Problem description
The records below are to be transcribed word for word.
------------------------
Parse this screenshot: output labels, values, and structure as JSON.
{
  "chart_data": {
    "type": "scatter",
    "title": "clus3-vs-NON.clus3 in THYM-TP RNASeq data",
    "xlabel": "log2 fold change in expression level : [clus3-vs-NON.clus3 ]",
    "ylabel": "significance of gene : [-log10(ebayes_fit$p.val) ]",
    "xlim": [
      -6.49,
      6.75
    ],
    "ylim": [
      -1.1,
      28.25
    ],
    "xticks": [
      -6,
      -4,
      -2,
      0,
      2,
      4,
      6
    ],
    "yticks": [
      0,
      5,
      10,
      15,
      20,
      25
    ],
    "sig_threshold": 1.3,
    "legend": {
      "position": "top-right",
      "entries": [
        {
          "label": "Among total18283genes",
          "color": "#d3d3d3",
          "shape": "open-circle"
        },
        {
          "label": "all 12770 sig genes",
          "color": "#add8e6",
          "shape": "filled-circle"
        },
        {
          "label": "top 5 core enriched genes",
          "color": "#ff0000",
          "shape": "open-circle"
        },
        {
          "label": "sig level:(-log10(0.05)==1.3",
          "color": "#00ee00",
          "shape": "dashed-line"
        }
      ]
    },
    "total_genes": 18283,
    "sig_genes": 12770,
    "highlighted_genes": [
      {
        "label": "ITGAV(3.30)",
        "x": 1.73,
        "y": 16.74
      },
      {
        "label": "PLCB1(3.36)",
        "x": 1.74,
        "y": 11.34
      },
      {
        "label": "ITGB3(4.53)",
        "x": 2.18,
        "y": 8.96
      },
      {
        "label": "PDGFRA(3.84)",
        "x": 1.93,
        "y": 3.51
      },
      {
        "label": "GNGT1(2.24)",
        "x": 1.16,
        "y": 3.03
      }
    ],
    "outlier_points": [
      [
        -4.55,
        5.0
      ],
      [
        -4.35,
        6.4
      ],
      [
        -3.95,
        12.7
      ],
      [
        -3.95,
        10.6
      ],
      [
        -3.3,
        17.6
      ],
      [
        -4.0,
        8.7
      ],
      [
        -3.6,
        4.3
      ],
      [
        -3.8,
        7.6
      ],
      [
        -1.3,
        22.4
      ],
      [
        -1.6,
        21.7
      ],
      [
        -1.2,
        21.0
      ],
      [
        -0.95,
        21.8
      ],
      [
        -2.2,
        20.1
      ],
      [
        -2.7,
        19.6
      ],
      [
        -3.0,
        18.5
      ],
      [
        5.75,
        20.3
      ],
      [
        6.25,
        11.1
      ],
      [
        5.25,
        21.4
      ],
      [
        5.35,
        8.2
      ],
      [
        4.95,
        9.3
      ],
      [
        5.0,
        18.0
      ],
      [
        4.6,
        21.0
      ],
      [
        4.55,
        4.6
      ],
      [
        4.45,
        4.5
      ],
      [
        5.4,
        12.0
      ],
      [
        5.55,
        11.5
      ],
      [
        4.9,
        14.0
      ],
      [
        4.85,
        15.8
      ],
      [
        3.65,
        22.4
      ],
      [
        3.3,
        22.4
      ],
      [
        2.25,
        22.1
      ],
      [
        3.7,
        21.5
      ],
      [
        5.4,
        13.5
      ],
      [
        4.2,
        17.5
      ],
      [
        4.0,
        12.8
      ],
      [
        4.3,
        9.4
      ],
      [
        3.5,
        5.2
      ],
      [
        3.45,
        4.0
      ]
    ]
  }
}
------------------------
Exercise answer
Parse this screenshot: output labels, values, and structure as JSON.
{
  "chart_data": {
    "type": "scatter",
    "title": "clus3-vs-NON.clus3 in THYM-TP RNASeq data",
    "xlabel": "log2 fold change in expression level : [clus3-vs-NON.clus3 ]",
    "ylabel": "significance of gene : [-log10(ebayes_fit$p.val) ]",
    "xlim": [
      -6.49,
      6.75
    ],
    "ylim": [
      -1.1,
      28.25
    ],
    "xticks": [
      -6,
      -4,
      -2,
      0,
      2,
      4,
      6
    ],
    "yticks": [
      0,
      5,
      10,
      15,
      20,
      25
    ],
    "sig_threshold": 1.3,
    "legend": {
      "position": "top-right",
      "entries": [
        {
          "label": "Among total18283genes",
          "color": "#d3d3d3",
          "shape": "open-circle"
        },
        {
          "label": "all 12770 sig genes",
          "color": "#add8e6",
          "shape": "filled-circle"
        },
        {
          "label": "top 5 core enriched genes",
          "color": "#ff0000",
          "shape": "open-circle"
        },
        {
          "label": "sig level:(-log10(0.05)==1.3",
          "color": "#00ee00",
          "shape": "dashed-line"
        }
      ]
    },
    "total_genes": 18283,
    "sig_genes": 12770,
    "highlighted_genes": [
      {
        "label": "ITGAV(3.30)",
        "x": 1.73,
        "y": 16.74
      },
      {
        "label": "PLCB1(3.36)",
        "x": 1.74,
        "y": 11.34
      },
      {
        "label": "ITGB3(4.53)",
        "x": 2.18,
        "y": 8.96
      },
      {
        "label": "PDGFRA(3.84)",
        "x": 1.93,
        "y": 3.51
      },
      {
        "label": "GNGT1(2.24)",
        "x": 1.16,
        "y": 3.03
      }
    ],
    "outlier_points": [
      [
        -4.55,
        5.0
      ],
      [
        -4.35,
        6.4
      ],
      [
        -3.95,
        12.7
      ],
      [
        -3.95,
        10.6
      ],
      [
        -3.3,
        17.6
      ],
      [
        -4.0,
        8.7
      ],
      [
        -3.6,
        4.3
      ],
      [
        -3.8,
        7.6
      ],
      [
        -1.3,
        22.4
      ],
      [
        -1.6,
        21.7
      ],
      [
        -1.2,
        21.0
      ],
      [
        -0.95,
        21.8
      ],
      [
        -2.2,
        20.1
      ],
      [
        -2.7,
        19.6
      ],
      [
        -3.0,
        18.5
      ],
      [
        5.75,
        20.3
      ],
      [
        6.25,
        11.1
      ],
      [
        5.25,
        21.4
      ],
      [
        5.35,
        8.2
      ],
      [
        4.95,
        9.3
      ],
      [
        5.0,
        18.0
      ],
      [
        4.6,
        21.0
      ],
      [
        4.55,
        4.6
      ],
      [
        4.45,
        4.5
      ],
      [
        5.4,
        12.0
      ],
      [
        5.55,
        11.5
      ],
      [
        4.9,
        14.0
      ],
      [
        4.85,
        15.8
      ],
      [
        3.65,
        22.4
      ],
      [
        3.3,
        22.4
      ],
      [
        2.25,
        22.1
      ],
      [
        3.7,
        21.5
      ],
      [
        5.4,
        13.5
      ],
      [
        4.2,
        17.5
      ],
      [
        4.0,
        12.8
      ],
      [
        4.3,
        9.4
      ],
      [
        3.5,
        5.2
      ],
      [
        3.45,
        4.0
      ]
    ]
  }
}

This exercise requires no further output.